───── Extracted entries ─────
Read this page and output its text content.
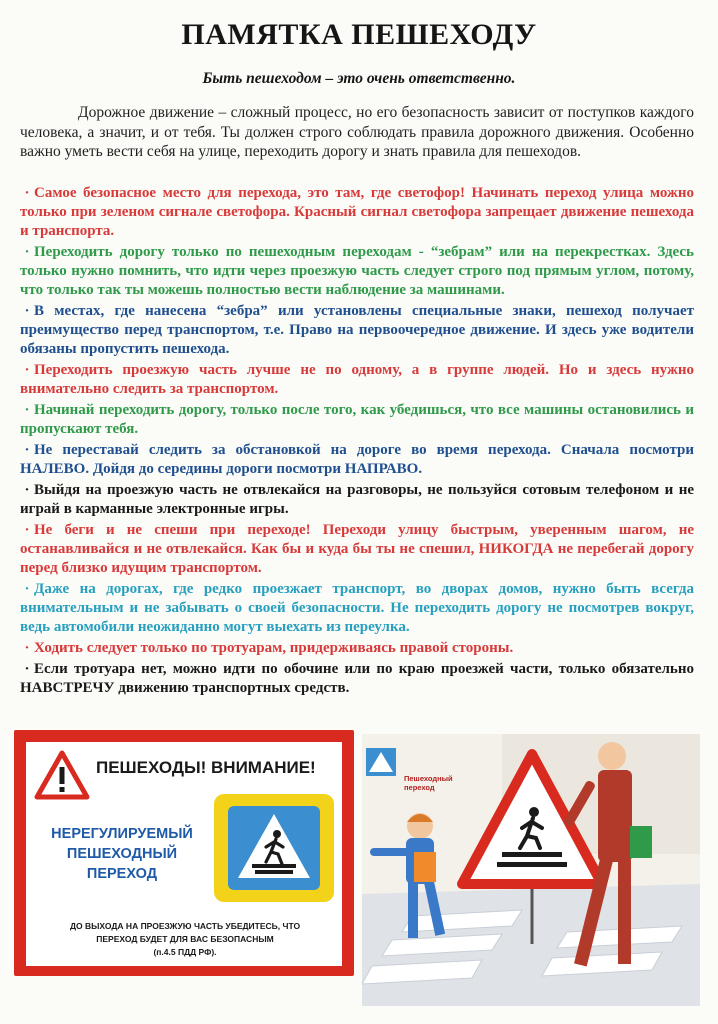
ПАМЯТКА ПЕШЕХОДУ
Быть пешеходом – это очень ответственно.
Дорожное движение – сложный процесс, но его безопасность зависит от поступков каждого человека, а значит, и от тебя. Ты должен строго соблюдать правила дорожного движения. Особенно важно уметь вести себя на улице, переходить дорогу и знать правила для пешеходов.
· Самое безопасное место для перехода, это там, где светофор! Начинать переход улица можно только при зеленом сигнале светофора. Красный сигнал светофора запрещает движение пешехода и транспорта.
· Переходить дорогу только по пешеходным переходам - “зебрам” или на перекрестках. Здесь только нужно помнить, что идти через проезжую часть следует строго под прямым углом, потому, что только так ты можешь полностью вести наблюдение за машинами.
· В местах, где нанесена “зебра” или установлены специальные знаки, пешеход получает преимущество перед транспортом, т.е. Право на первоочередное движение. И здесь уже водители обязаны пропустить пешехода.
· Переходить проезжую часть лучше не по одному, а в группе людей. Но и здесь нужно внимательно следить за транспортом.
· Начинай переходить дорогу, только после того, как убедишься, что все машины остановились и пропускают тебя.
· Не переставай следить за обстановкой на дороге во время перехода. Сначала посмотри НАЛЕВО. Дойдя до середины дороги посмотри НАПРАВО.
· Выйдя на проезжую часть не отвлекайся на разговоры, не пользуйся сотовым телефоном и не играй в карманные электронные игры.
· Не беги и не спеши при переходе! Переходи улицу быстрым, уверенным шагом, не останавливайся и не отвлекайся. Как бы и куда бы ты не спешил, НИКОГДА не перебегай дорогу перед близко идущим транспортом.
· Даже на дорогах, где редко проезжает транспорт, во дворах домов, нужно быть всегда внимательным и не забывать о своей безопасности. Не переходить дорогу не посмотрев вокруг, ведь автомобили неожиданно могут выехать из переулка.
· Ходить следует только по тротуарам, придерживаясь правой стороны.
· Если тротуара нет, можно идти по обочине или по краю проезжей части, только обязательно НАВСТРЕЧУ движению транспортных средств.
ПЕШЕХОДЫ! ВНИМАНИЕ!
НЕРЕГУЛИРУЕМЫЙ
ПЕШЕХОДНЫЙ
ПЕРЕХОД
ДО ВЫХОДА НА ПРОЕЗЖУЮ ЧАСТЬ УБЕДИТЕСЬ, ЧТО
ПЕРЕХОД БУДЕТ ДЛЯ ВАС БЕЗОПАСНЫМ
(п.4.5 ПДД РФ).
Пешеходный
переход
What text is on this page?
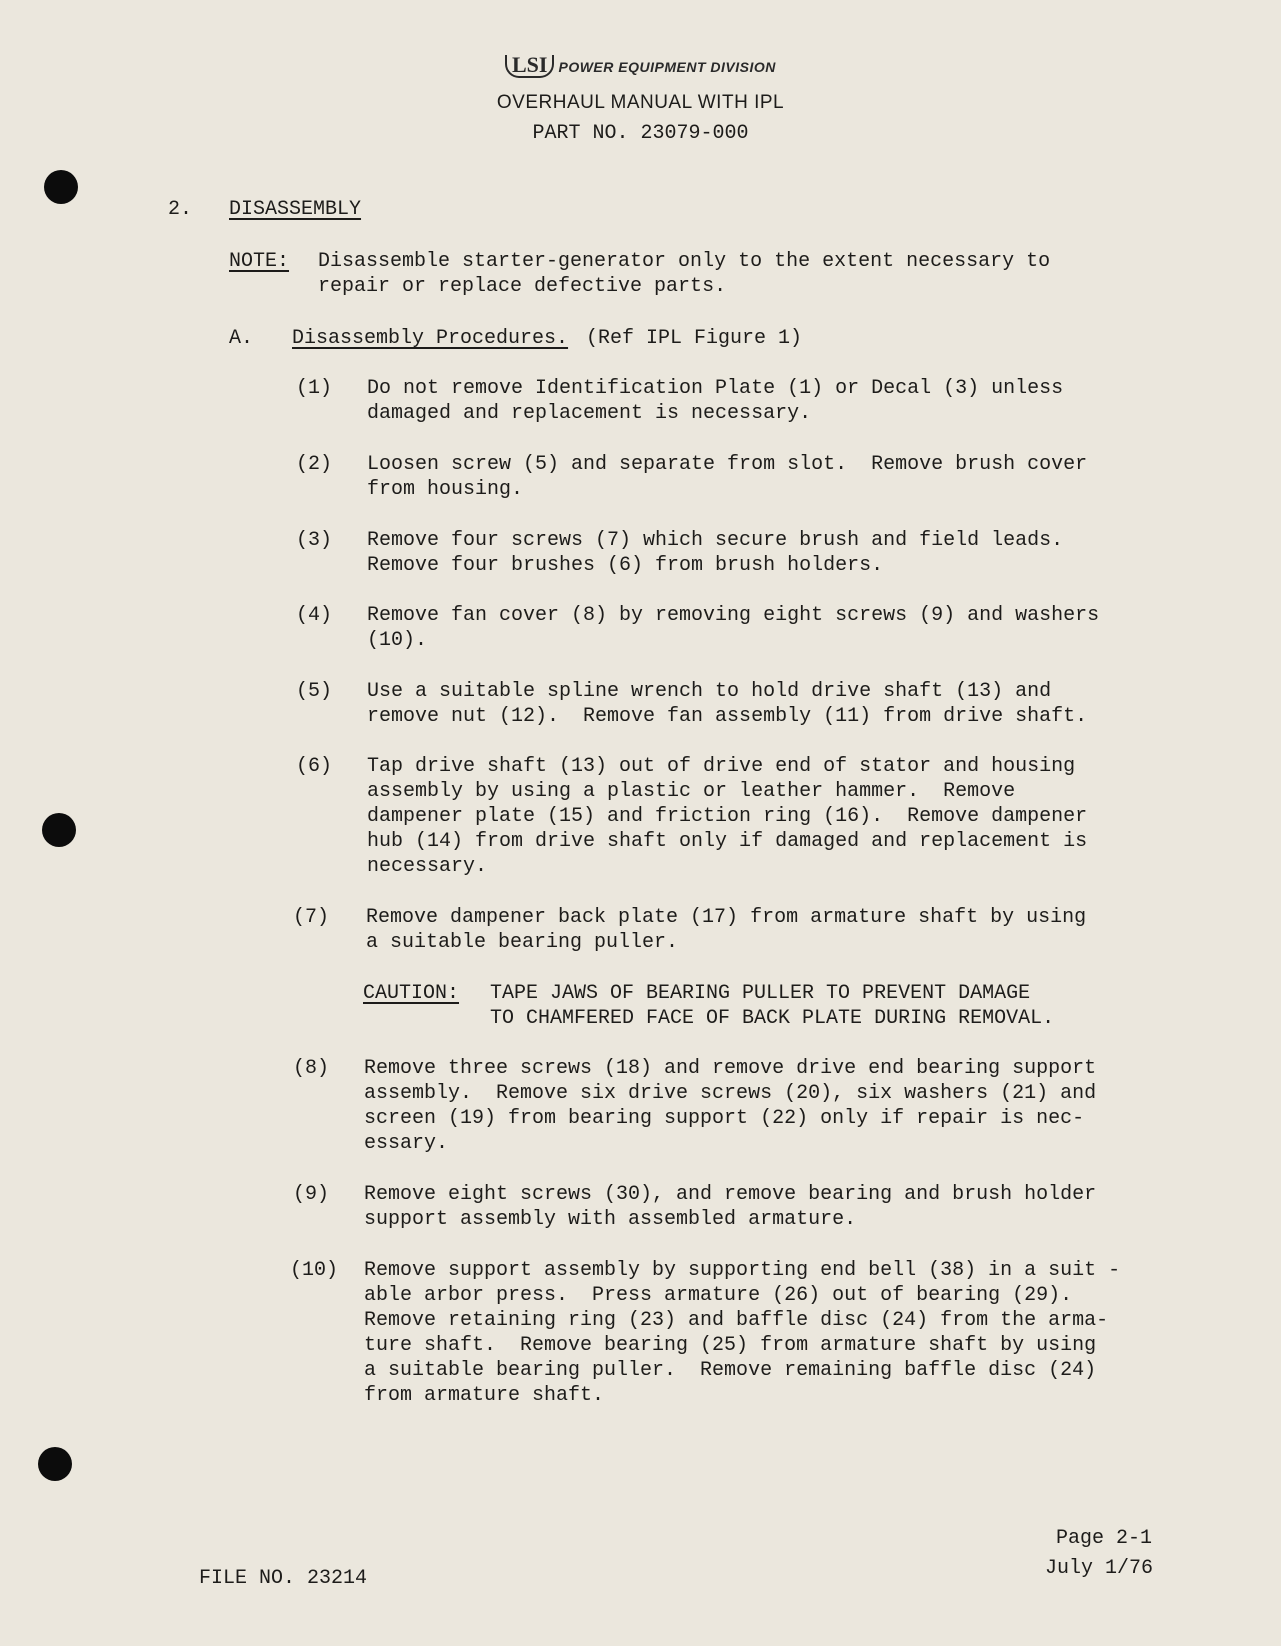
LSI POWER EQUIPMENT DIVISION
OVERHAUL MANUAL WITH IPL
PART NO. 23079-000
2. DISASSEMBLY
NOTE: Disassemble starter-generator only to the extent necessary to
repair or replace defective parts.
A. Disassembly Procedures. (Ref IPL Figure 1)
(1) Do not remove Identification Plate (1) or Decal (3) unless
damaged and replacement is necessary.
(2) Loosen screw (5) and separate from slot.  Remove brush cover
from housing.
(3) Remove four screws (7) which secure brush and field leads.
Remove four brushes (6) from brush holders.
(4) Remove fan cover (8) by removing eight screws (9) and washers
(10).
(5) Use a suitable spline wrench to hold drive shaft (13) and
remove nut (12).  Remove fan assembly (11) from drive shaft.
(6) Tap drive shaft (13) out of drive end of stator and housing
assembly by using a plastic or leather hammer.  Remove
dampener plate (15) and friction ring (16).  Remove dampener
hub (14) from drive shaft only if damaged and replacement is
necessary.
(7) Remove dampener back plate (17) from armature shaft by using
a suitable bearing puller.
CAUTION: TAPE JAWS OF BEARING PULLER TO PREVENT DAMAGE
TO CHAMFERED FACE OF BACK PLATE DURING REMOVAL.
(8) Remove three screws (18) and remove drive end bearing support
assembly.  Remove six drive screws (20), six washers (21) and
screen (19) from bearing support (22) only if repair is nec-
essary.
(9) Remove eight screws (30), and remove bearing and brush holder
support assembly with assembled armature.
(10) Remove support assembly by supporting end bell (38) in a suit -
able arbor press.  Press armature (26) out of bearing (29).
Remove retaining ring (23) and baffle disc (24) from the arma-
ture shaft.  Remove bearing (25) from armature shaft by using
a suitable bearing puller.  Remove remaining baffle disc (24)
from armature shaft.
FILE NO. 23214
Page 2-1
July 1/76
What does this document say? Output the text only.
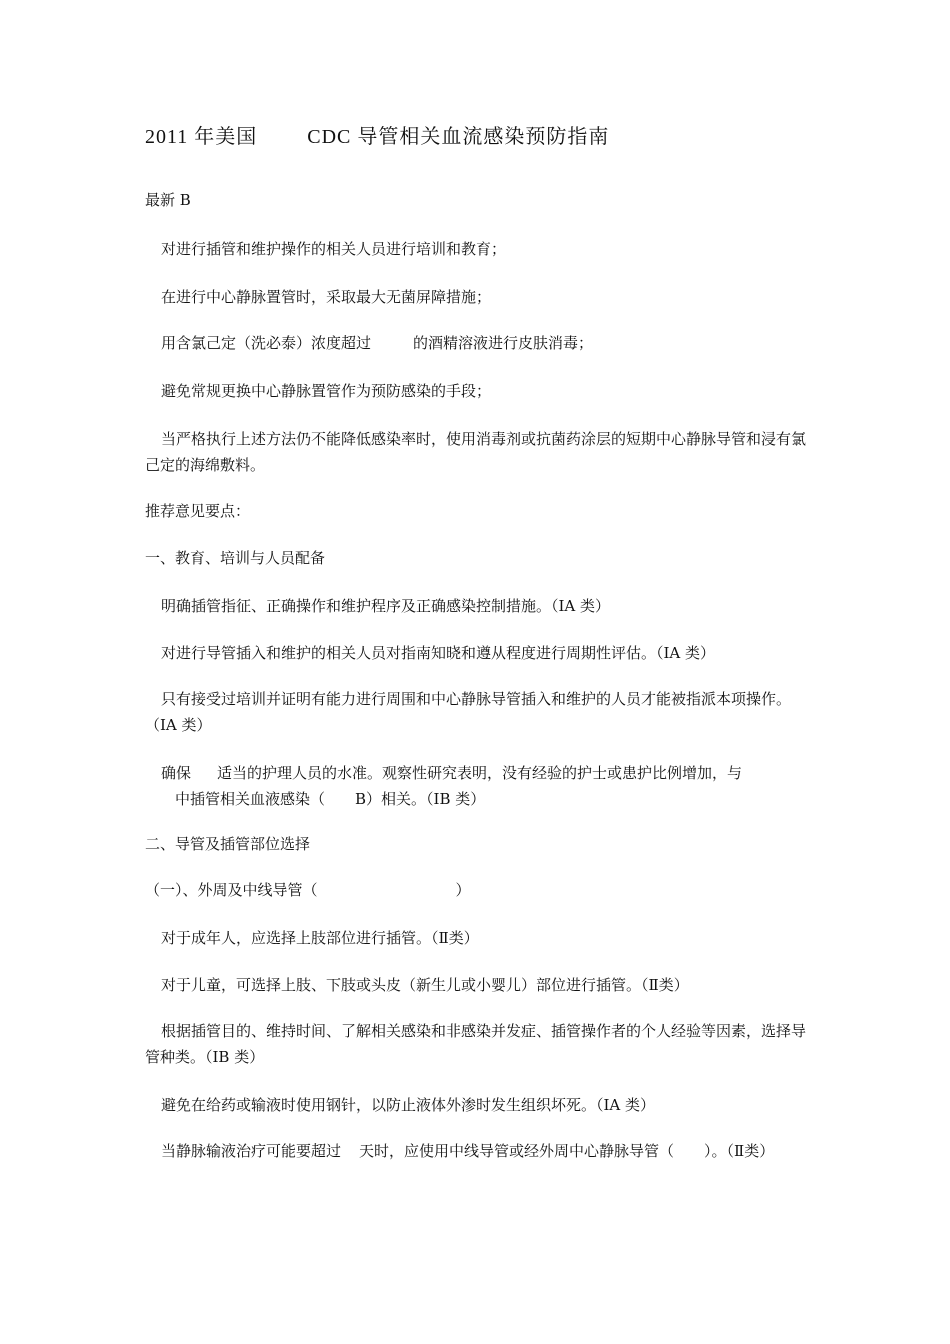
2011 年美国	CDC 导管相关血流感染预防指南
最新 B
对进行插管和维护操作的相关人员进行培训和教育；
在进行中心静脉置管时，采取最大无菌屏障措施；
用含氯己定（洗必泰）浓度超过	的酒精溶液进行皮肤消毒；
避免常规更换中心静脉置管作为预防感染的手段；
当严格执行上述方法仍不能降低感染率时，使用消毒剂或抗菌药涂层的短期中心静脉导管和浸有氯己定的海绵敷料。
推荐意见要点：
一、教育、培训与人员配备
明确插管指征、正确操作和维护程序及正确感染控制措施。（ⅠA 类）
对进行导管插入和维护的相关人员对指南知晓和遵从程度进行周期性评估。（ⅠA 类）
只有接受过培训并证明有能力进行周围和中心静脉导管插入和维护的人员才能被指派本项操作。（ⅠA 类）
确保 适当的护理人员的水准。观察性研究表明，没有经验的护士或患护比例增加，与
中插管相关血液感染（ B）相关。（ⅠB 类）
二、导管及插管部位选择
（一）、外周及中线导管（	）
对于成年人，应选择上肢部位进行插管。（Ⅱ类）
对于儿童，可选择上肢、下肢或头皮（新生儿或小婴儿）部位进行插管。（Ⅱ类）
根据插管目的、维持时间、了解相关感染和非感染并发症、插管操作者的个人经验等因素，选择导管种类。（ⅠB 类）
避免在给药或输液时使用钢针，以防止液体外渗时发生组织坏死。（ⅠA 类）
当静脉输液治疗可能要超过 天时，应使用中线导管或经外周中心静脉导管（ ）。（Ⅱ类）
─────
What is expected
Every line above should be returned word for word, with the pictures left behind.

Exercise result
Read this page and output its text content.
ПАМЯТКА ПЕШЕХОДУ
Быть пешеходом – это очень ответственно.
Дорожное движение – сложный процесс, но его безопасность зависит от поступков каждого человека, а значит, и от тебя. Ты должен строго соблюдать правила дорожного движения. Особенно важно уметь вести себя на улице, переходить дорогу и знать правила для пешеходов.
· Самое безопасное место для перехода, это там, где светофор! Начинать переход улица можно только при зеленом сигнале светофора. Красный сигнал светофора запрещает движение пешехода и транспорта.
· Переходить дорогу только по пешеходным переходам - “зебрам” или на перекрестках. Здесь только нужно помнить, что идти через проезжую часть следует строго под прямым углом, потому, что только так ты можешь полностью вести наблюдение за машинами.
· В местах, где нанесена “зебра” или установлены специальные знаки, пешеход получает преимущество перед транспортом, т.е. Право на первоочередное движение. И здесь уже водители обязаны пропустить пешехода.
· Переходить проезжую часть лучше не по одному, а в группе людей. Но и здесь нужно внимательно следить за транспортом.
· Начинай переходить дорогу, только после того, как убедишься, что все машины остановились и пропускают тебя.
· Не переставай следить за обстановкой на дороге во время перехода. Сначала посмотри НАЛЕВО. Дойдя до середины дороги посмотри НАПРАВО.
· Выйдя на проезжую часть не отвлекайся на разговоры, не пользуйся сотовым телефоном и не играй в карманные электронные игры.
· Не беги и не спеши при переходе! Переходи улицу быстрым, уверенным шагом, не останавливайся и не отвлекайся. Как бы и куда бы ты не спешил, НИКОГДА не перебегай дорогу перед близко идущим транспортом.
· Даже на дорогах, где редко проезжает транспорт, во дворах домов, нужно быть всегда внимательным и не забывать о своей безопасности. Не переходить дорогу не посмотрев вокруг, ведь автомобили неожиданно могут выехать из переулка.
· Ходить следует только по тротуарам, придерживаясь правой стороны.
· Если тротуара нет, можно идти по обочине или по краю проезжей части, только обязательно НАВСТРЕЧУ движению транспортных средств.
ПЕШЕХОДЫ! ВНИМАНИЕ!
НЕРЕГУЛИРУЕМЫЙ
ПЕШЕХОДНЫЙ
ПЕРЕХОД
ДО ВЫХОДА НА ПРОЕЗЖУЮ ЧАСТЬ УБЕДИТЕСЬ, ЧТО
ПЕРЕХОД БУДЕТ ДЛЯ ВАС БЕЗОПАСНЫМ
(п.4.5 ПДД РФ).
Пешеходный
переход
What text is on this page?
LSI POWER EQUIPMENT DIVISION
OVERHAUL MANUAL WITH IPL
PART NO. 23079-000
2. DISASSEMBLY
NOTE: Disassemble starter-generator only to the extent necessary to
repair or replace defective parts.
A. Disassembly Procedures. (Ref IPL Figure 1)
(1) Do not remove Identification Plate (1) or Decal (3) unless
damaged and replacement is necessary.
(2) Loosen screw (5) and separate from slot.  Remove brush cover
from housing.
(3) Remove four screws (7) which secure brush and field leads.
Remove four brushes (6) from brush holders.
(4) Remove fan cover (8) by removing eight screws (9) and washers
(10).
(5) Use a suitable spline wrench to hold drive shaft (13) and
remove nut (12).  Remove fan assembly (11) from drive shaft.
(6) Tap drive shaft (13) out of drive end of stator and housing
assembly by using a plastic or leather hammer.  Remove
dampener plate (15) and friction ring (16).  Remove dampener
hub (14) from drive shaft only if damaged and replacement is
necessary.
(7) Remove dampener back plate (17) from armature shaft by using
a suitable bearing puller.
CAUTION: TAPE JAWS OF BEARING PULLER TO PREVENT DAMAGE
TO CHAMFERED FACE OF BACK PLATE DURING REMOVAL.
(8) Remove three screws (18) and remove drive end bearing support
assembly.  Remove six drive screws (20), six washers (21) and
screen (19) from bearing support (22) only if repair is nec-
essary.
(9) Remove eight screws (30), and remove bearing and brush holder
support assembly with assembled armature.
(10) Remove support assembly by supporting end bell (38) in a suit -
able arbor press.  Press armature (26) out of bearing (29).
Remove retaining ring (23) and baffle disc (24) from the arma-
ture shaft.  Remove bearing (25) from armature shaft by using
a suitable bearing puller.  Remove remaining baffle disc (24)
from armature shaft.
FILE NO. 23214
Page 2-1
July 1/76
What does this document say? Output the text only.
2011 年美国	CDC 导管相关血流感染预防指南
最新 B
对进行插管和维护操作的相关人员进行培训和教育；
在进行中心静脉置管时，采取最大无菌屏障措施；
用含氯己定（洗必泰）浓度超过	的酒精溶液进行皮肤消毒；
避免常规更换中心静脉置管作为预防感染的手段；
当严格执行上述方法仍不能降低感染率时，使用消毒剂或抗菌药涂层的短期中心静脉导管和浸有氯己定的海绵敷料。
推荐意见要点：
一、教育、培训与人员配备
明确插管指征、正确操作和维护程序及正确感染控制措施。（ⅠA 类）
对进行导管插入和维护的相关人员对指南知晓和遵从程度进行周期性评估。（ⅠA 类）
只有接受过培训并证明有能力进行周围和中心静脉导管插入和维护的人员才能被指派本项操作。（ⅠA 类）
确保 适当的护理人员的水准。观察性研究表明，没有经验的护士或患护比例增加，与
中插管相关血液感染（ B）相关。（ⅠB 类）
二、导管及插管部位选择
（一）、外周及中线导管（	）
对于成年人，应选择上肢部位进行插管。（Ⅱ类）
对于儿童，可选择上肢、下肢或头皮（新生儿或小婴儿）部位进行插管。（Ⅱ类）
根据插管目的、维持时间、了解相关感染和非感染并发症、插管操作者的个人经验等因素，选择导管种类。（ⅠB 类）
避免在给药或输液时使用钢针，以防止液体外渗时发生组织坏死。（ⅠA 类）
当静脉输液治疗可能要超过 天时，应使用中线导管或经外周中心静脉导管（ ）。（Ⅱ类）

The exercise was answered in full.